Directions>
Every line below that holds the string "this" should be copied out.

** start of Stored rows **

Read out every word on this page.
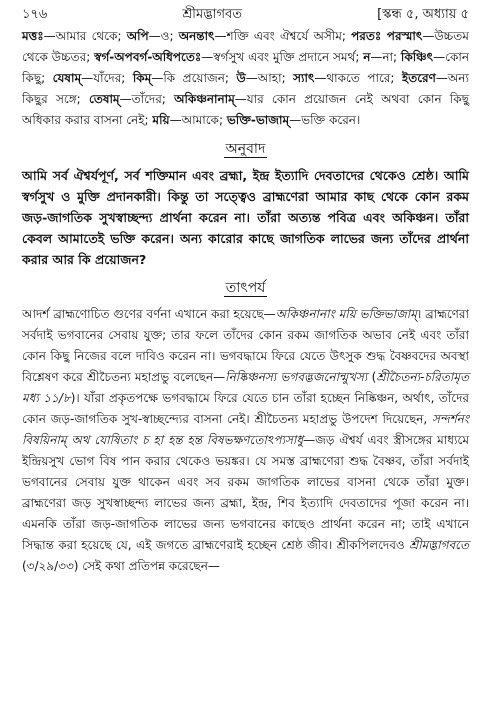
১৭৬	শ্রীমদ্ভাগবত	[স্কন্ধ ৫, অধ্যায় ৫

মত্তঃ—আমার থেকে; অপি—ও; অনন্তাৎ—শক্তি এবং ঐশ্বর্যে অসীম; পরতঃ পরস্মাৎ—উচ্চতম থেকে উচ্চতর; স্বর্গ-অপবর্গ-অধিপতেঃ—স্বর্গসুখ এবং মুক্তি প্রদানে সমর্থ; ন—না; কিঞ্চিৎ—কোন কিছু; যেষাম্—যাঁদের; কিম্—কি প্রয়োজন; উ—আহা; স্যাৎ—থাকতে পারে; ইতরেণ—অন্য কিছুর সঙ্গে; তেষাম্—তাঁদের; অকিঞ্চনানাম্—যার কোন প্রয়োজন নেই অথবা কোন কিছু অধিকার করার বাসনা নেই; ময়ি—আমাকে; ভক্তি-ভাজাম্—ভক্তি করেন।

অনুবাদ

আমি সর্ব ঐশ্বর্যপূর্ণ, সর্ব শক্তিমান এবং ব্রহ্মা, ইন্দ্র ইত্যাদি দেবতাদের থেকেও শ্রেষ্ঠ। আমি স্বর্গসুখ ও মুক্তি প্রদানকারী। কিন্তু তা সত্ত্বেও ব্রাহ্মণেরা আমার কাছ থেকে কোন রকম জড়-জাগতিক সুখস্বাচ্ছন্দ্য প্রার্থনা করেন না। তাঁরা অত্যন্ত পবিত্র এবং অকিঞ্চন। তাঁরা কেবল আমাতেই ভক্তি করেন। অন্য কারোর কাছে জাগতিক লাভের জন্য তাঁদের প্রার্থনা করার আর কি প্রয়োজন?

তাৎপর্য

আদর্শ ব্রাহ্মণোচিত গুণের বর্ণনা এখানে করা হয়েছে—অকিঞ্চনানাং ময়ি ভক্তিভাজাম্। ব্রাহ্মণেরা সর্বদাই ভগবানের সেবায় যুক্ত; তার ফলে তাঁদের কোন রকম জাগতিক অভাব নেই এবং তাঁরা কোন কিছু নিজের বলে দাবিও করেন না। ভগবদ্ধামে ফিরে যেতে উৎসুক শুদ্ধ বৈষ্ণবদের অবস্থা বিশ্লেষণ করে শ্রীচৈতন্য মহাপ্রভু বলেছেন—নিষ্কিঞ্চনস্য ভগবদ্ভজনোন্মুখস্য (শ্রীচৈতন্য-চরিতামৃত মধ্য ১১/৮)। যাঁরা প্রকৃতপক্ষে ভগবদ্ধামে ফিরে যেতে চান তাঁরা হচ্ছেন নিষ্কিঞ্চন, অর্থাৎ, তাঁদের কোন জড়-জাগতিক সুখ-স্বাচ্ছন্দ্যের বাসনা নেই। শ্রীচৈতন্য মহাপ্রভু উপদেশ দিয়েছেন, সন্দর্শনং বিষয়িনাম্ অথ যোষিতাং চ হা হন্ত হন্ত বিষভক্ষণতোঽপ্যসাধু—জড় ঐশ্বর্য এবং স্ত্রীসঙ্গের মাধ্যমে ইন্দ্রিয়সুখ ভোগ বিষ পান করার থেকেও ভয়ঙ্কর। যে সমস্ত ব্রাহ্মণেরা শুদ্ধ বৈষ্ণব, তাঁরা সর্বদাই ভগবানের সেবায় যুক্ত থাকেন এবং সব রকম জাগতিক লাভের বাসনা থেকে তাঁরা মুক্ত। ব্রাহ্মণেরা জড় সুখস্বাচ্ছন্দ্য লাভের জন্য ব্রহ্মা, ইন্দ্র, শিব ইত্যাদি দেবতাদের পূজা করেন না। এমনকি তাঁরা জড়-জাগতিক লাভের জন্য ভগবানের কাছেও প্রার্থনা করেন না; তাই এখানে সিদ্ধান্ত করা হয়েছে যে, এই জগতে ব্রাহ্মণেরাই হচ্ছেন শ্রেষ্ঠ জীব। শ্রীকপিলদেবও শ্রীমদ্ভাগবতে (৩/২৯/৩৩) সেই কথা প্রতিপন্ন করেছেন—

** end of Stored rows **
** start of Stored rows **

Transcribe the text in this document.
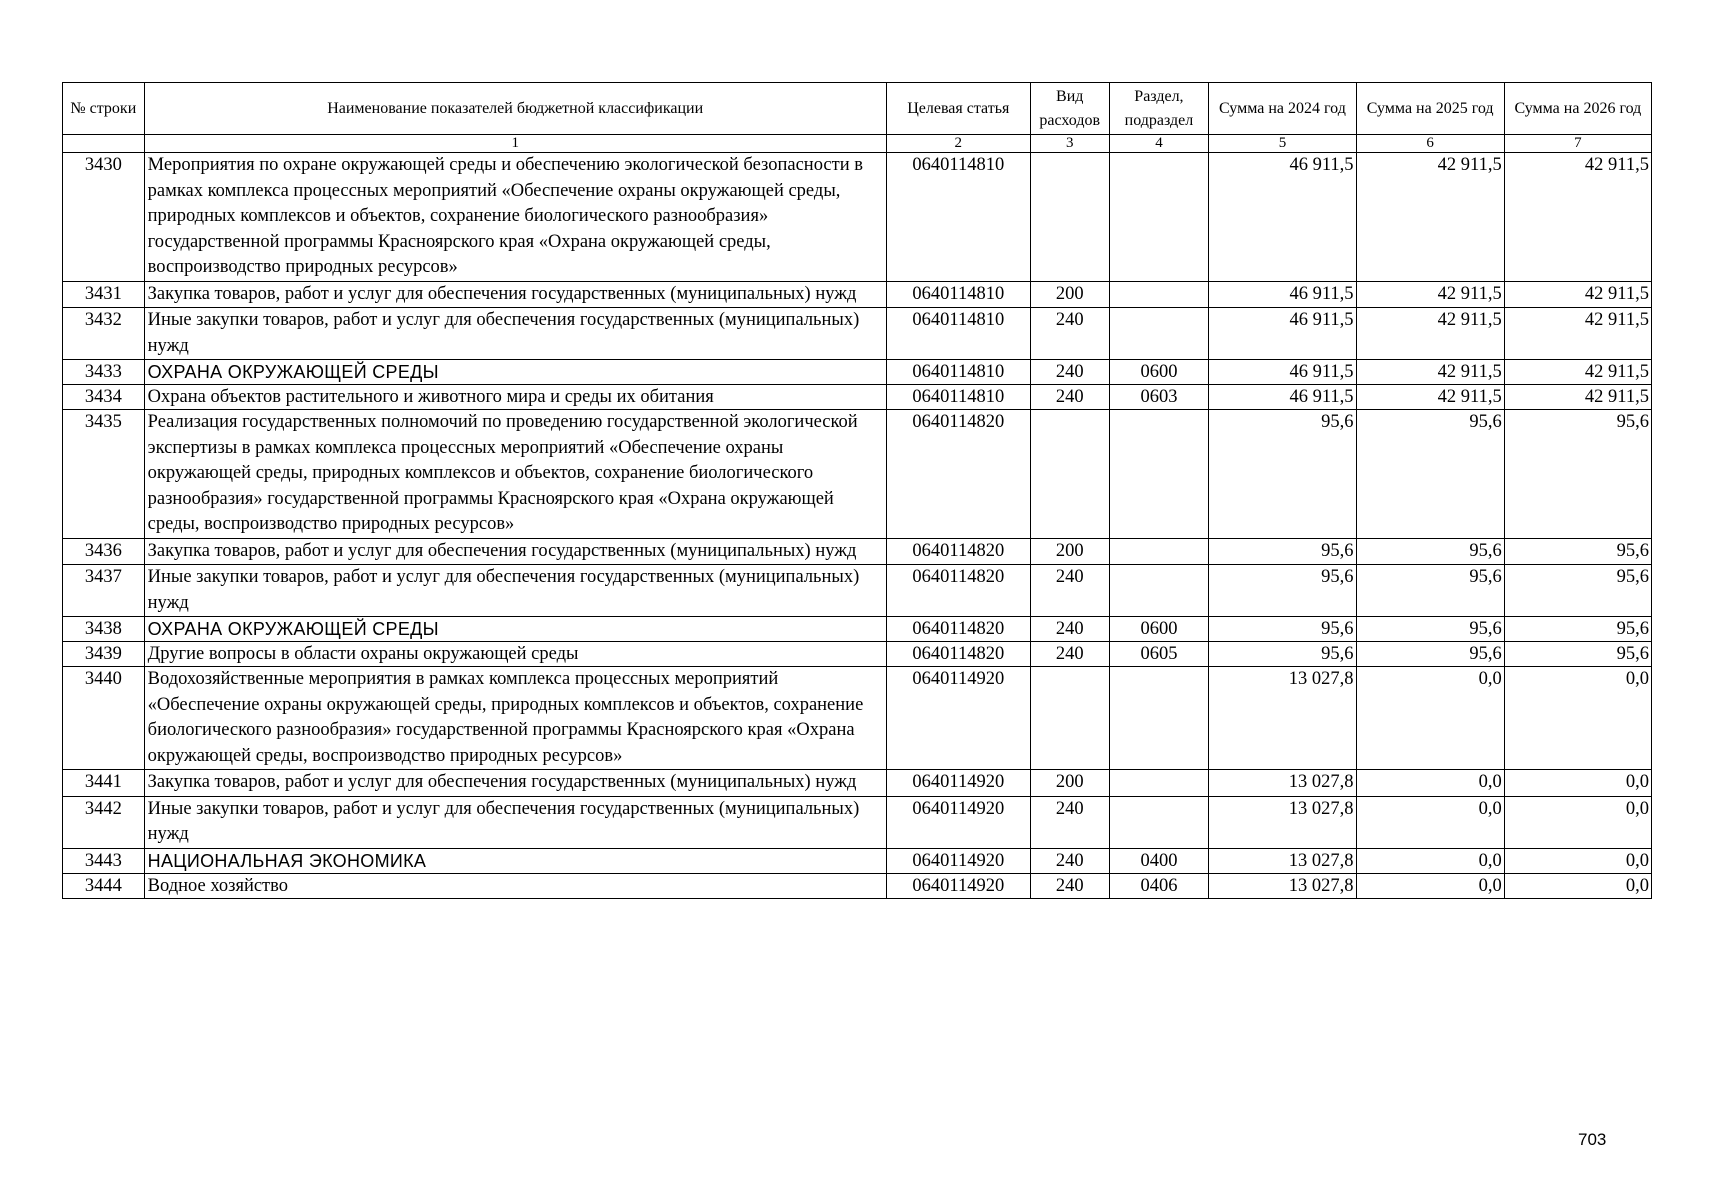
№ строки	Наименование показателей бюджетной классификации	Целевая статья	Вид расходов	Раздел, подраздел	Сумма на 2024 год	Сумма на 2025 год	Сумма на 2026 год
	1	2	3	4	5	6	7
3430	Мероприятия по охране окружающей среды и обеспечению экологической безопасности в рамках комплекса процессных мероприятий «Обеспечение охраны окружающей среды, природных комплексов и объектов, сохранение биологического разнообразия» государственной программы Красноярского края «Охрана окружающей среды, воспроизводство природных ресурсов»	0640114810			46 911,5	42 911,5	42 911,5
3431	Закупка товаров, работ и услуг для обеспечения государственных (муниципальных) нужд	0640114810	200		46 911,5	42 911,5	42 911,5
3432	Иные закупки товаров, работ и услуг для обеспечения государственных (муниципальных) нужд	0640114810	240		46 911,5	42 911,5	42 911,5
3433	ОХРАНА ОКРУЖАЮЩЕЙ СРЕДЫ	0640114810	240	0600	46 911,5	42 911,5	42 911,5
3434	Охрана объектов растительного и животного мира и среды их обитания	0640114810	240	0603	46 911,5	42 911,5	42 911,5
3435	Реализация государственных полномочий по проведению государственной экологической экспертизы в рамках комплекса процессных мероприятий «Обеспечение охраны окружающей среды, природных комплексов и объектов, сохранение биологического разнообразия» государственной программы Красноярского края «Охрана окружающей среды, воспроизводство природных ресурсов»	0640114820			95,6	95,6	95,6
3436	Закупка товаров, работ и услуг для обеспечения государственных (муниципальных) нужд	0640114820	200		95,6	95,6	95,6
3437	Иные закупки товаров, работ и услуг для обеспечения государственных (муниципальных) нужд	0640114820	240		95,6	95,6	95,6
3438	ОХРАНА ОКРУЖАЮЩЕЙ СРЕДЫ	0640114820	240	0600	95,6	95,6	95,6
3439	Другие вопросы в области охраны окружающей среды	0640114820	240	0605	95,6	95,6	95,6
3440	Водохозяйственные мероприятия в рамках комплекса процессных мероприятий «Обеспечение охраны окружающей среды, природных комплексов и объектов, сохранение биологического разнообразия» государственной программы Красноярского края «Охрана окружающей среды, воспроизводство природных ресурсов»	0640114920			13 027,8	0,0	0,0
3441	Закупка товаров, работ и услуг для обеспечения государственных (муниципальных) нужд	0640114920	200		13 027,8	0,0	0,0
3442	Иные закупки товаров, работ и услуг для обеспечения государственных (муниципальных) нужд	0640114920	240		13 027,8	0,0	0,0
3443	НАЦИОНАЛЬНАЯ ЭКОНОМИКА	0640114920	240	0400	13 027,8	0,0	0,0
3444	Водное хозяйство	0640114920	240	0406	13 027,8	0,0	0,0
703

** end of Stored rows **

Result of the exercise>
Read out every word on this page.
Transcribe the text in this document.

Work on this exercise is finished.